▶ _TO DO_: Check every line for the word "higher" and state how many lines have it. Reply with the number alone.

▶ _RECORDED INFORMATION_:
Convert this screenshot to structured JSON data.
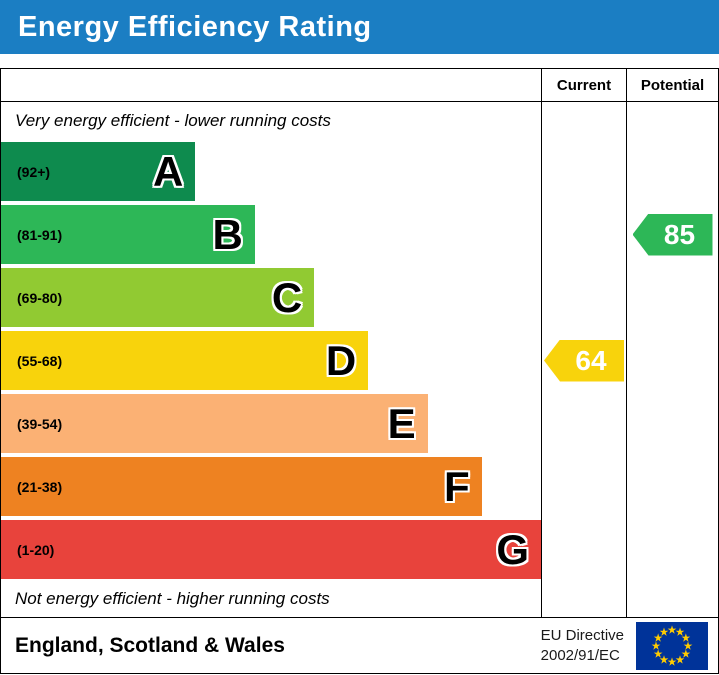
{
  "header": {
    "title": "Energy Efficiency Rating",
    "bg_color": "#1b7ec3",
    "text_color": "#ffffff"
  },
  "table": {
    "current_label": "Current",
    "potential_label": "Potential"
  },
  "notes": {
    "top": "Very energy efficient - lower running costs",
    "bottom": "Not energy efficient - higher running costs"
  },
  "bands": [
    {
      "letter": "A",
      "range": "(92+)",
      "color": "#0e8b4e",
      "width_pct": 36
    },
    {
      "letter": "B",
      "range": "(81-91)",
      "color": "#2db757",
      "width_pct": 47
    },
    {
      "letter": "C",
      "range": "(69-80)",
      "color": "#91ca32",
      "width_pct": 58
    },
    {
      "letter": "D",
      "range": "(55-68)",
      "color": "#f8d30c",
      "width_pct": 68
    },
    {
      "letter": "E",
      "range": "(39-54)",
      "color": "#fbb174",
      "width_pct": 79
    },
    {
      "letter": "F",
      "range": "(21-38)",
      "color": "#ee8221",
      "width_pct": 89
    },
    {
      "letter": "G",
      "range": "(1-20)",
      "color": "#e8433c",
      "width_pct": 100
    }
  ],
  "current": {
    "value": "64",
    "color": "#f8d30c"
  },
  "potential": {
    "value": "85",
    "color": "#2db757"
  },
  "footer": {
    "region": "England, Scotland & Wales",
    "directive_line1": "EU Directive",
    "directive_line2": "2002/91/EC"
  },
  "eu_flag": {
    "bg": "#003399",
    "star": "#ffcc00"
  },
  "chart_data": {
    "type": "bar",
    "title": "Energy Efficiency Rating",
    "categories": [
      "A (92+)",
      "B (81-91)",
      "C (69-80)",
      "D (55-68)",
      "E (39-54)",
      "F (21-38)",
      "G (1-20)"
    ],
    "values": [
      36,
      47,
      58,
      68,
      79,
      89,
      100
    ],
    "value_meaning": "relative bar width percent",
    "annotations": {
      "current": 64,
      "current_band": "D",
      "potential": 85,
      "potential_band": "B"
    },
    "legend_position": "none",
    "top_note": "Very energy efficient - lower running costs",
    "bottom_note": "Not energy efficient - higher running costs"
  }
}
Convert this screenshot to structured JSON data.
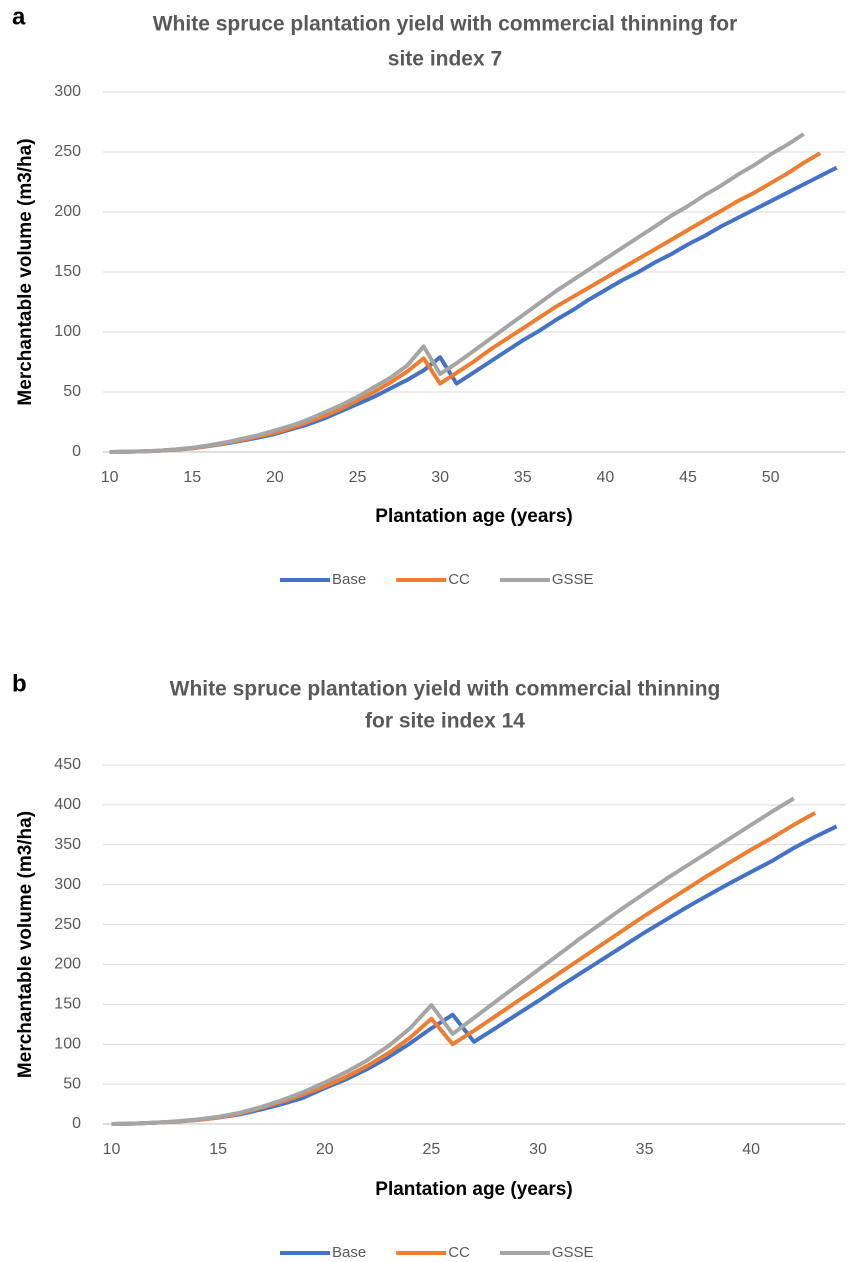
{
  "chart_data": [
    {
      "type": "line",
      "panel_label": "a",
      "title": [
        "White spruce plantation yield with commercial thinning for",
        "site index 7"
      ],
      "x_label": "Plantation age (years)",
      "y_label": "Merchantable volume (m3/ha)",
      "x": [
        10,
        11,
        12,
        13,
        14,
        15,
        16,
        17,
        18,
        19,
        20,
        21,
        22,
        23,
        24,
        25,
        26,
        27,
        28,
        29,
        30,
        31,
        32,
        33,
        34,
        35,
        36,
        37,
        38,
        39,
        40,
        41,
        42,
        43,
        44,
        45,
        46,
        47,
        48,
        49,
        50,
        51,
        52,
        53,
        54
      ],
      "series": [
        {
          "name": "Base",
          "color": "#4472c4",
          "values": [
            0,
            0.2,
            0.5,
            1,
            2,
            3,
            5,
            7,
            9.5,
            12,
            15,
            19,
            23,
            28,
            34,
            40,
            46,
            53,
            60,
            68,
            79,
            57,
            66,
            75,
            84,
            93,
            101,
            110,
            118,
            127,
            135,
            143,
            150,
            158,
            165,
            173,
            180,
            188,
            195,
            202,
            209,
            216,
            223,
            230,
            237
          ]
        },
        {
          "name": "CC",
          "color": "#ed7d31",
          "values": [
            0,
            0.2,
            0.5,
            1.1,
            2,
            3.2,
            5,
            7.5,
            10,
            13,
            16,
            20,
            25,
            30,
            36,
            43,
            50,
            58,
            67,
            78,
            57,
            66,
            75,
            85,
            94,
            103,
            112,
            121,
            129,
            137,
            145,
            153,
            161,
            169,
            177,
            185,
            193,
            201,
            209,
            216,
            224,
            232,
            241,
            249,
            null
          ]
        },
        {
          "name": "GSSE",
          "color": "#a5a5a5",
          "values": [
            0,
            0.2,
            0.6,
            1.2,
            2.2,
            3.5,
            5.5,
            8,
            11,
            14,
            18,
            22,
            27,
            33,
            39,
            46,
            54,
            62,
            72,
            88,
            65,
            74,
            84,
            94,
            104,
            114,
            124,
            134,
            143,
            152,
            161,
            170,
            179,
            188,
            197,
            205,
            214,
            222,
            231,
            239,
            248,
            256,
            265,
            null,
            null
          ]
        }
      ],
      "xlim": [
        9.6,
        54.5
      ],
      "xticks": [
        10,
        15,
        20,
        25,
        30,
        35,
        40,
        45,
        50
      ],
      "ylim": [
        0,
        300
      ],
      "yticks": [
        0,
        50,
        100,
        150,
        200,
        250,
        300
      ],
      "grid": true,
      "legend": "bottom"
    },
    {
      "type": "line",
      "panel_label": "b",
      "title": [
        "White spruce plantation yield with commercial thinning",
        "for site index 14"
      ],
      "x_label": "Plantation age (years)",
      "y_label": "Merchantable volume (m3/ha)",
      "x": [
        10,
        11,
        12,
        13,
        14,
        15,
        16,
        17,
        18,
        19,
        20,
        21,
        22,
        23,
        24,
        25,
        26,
        27,
        28,
        29,
        30,
        31,
        32,
        33,
        34,
        35,
        36,
        37,
        38,
        39,
        40,
        41,
        42,
        43,
        44
      ],
      "series": [
        {
          "name": "Base",
          "color": "#4472c4",
          "values": [
            0,
            0.5,
            1.5,
            3,
            5,
            8,
            12,
            18,
            25,
            33,
            45,
            56,
            69,
            84,
            101,
            120,
            137,
            103,
            120,
            137,
            154,
            172,
            189,
            206,
            223,
            240,
            256,
            272,
            287,
            302,
            316,
            330,
            346,
            360,
            373
          ]
        },
        {
          "name": "CC",
          "color": "#ed7d31",
          "values": [
            0,
            0.5,
            1.5,
            3,
            5,
            8.2,
            13,
            20,
            28,
            37,
            47,
            59,
            73,
            89,
            108,
            132,
            100,
            117,
            135,
            153,
            171,
            189,
            207,
            225,
            243,
            261,
            278,
            295,
            312,
            328,
            344,
            359,
            375,
            390,
            null
          ]
        },
        {
          "name": "GSSE",
          "color": "#a5a5a5",
          "values": [
            0,
            0.5,
            1.6,
            3.2,
            5.7,
            9,
            14,
            21,
            30,
            40,
            52,
            65,
            80,
            98,
            120,
            149,
            113,
            133,
            153,
            173,
            193,
            213,
            233,
            252,
            271,
            289,
            307,
            324,
            341,
            358,
            375,
            392,
            408,
            null,
            null
          ]
        }
      ],
      "xlim": [
        9.6,
        44.4
      ],
      "xticks": [
        10,
        15,
        20,
        25,
        30,
        35,
        40
      ],
      "ylim": [
        0,
        450
      ],
      "yticks": [
        0,
        50,
        100,
        150,
        200,
        250,
        300,
        350,
        400,
        450
      ],
      "grid": true,
      "legend": "bottom"
    }
  ]
}
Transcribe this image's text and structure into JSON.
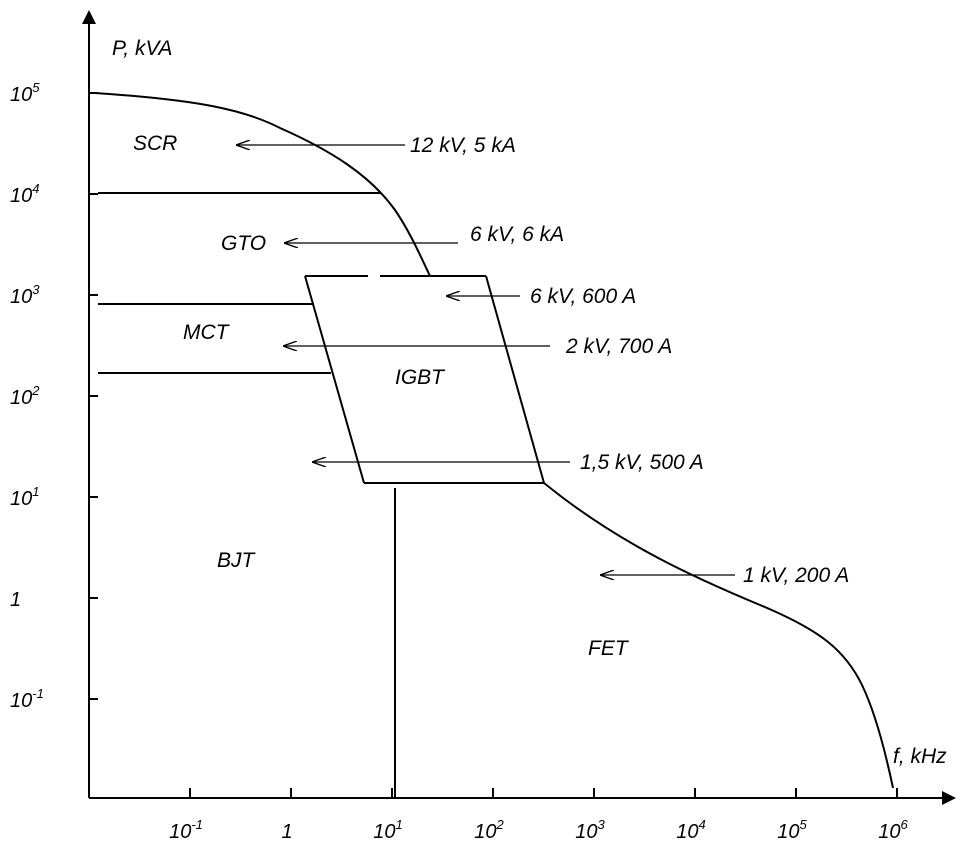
{
  "axes": {
    "y_label": "P, kVA",
    "x_label": "f, kHz",
    "y_ticks": [
      {
        "base": "10",
        "exp": "5"
      },
      {
        "base": "10",
        "exp": "4"
      },
      {
        "base": "10",
        "exp": "3"
      },
      {
        "base": "10",
        "exp": "2"
      },
      {
        "base": "10",
        "exp": "1"
      },
      {
        "base": "1",
        "exp": ""
      },
      {
        "base": "10",
        "exp": "-1"
      }
    ],
    "x_ticks": [
      {
        "base": "10",
        "exp": "-1"
      },
      {
        "base": "1",
        "exp": ""
      },
      {
        "base": "10",
        "exp": "1"
      },
      {
        "base": "10",
        "exp": "2"
      },
      {
        "base": "10",
        "exp": "3"
      },
      {
        "base": "10",
        "exp": "4"
      },
      {
        "base": "10",
        "exp": "5"
      },
      {
        "base": "10",
        "exp": "6"
      }
    ]
  },
  "regions": {
    "scr": "SCR",
    "gto": "GTO",
    "mct": "MCT",
    "igbt": "IGBT",
    "bjt": "BJT",
    "fet": "FET"
  },
  "ratings": {
    "scr": "12 kV, 5 kA",
    "gto": "6 kV, 6 kA",
    "igbt": "6 kV, 600 A",
    "mct": "2 kV, 700 A",
    "bjt": "1,5 kV, 500 A",
    "fet": "1 kV, 200 A"
  }
}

▶ _IN RESPONSE_: 2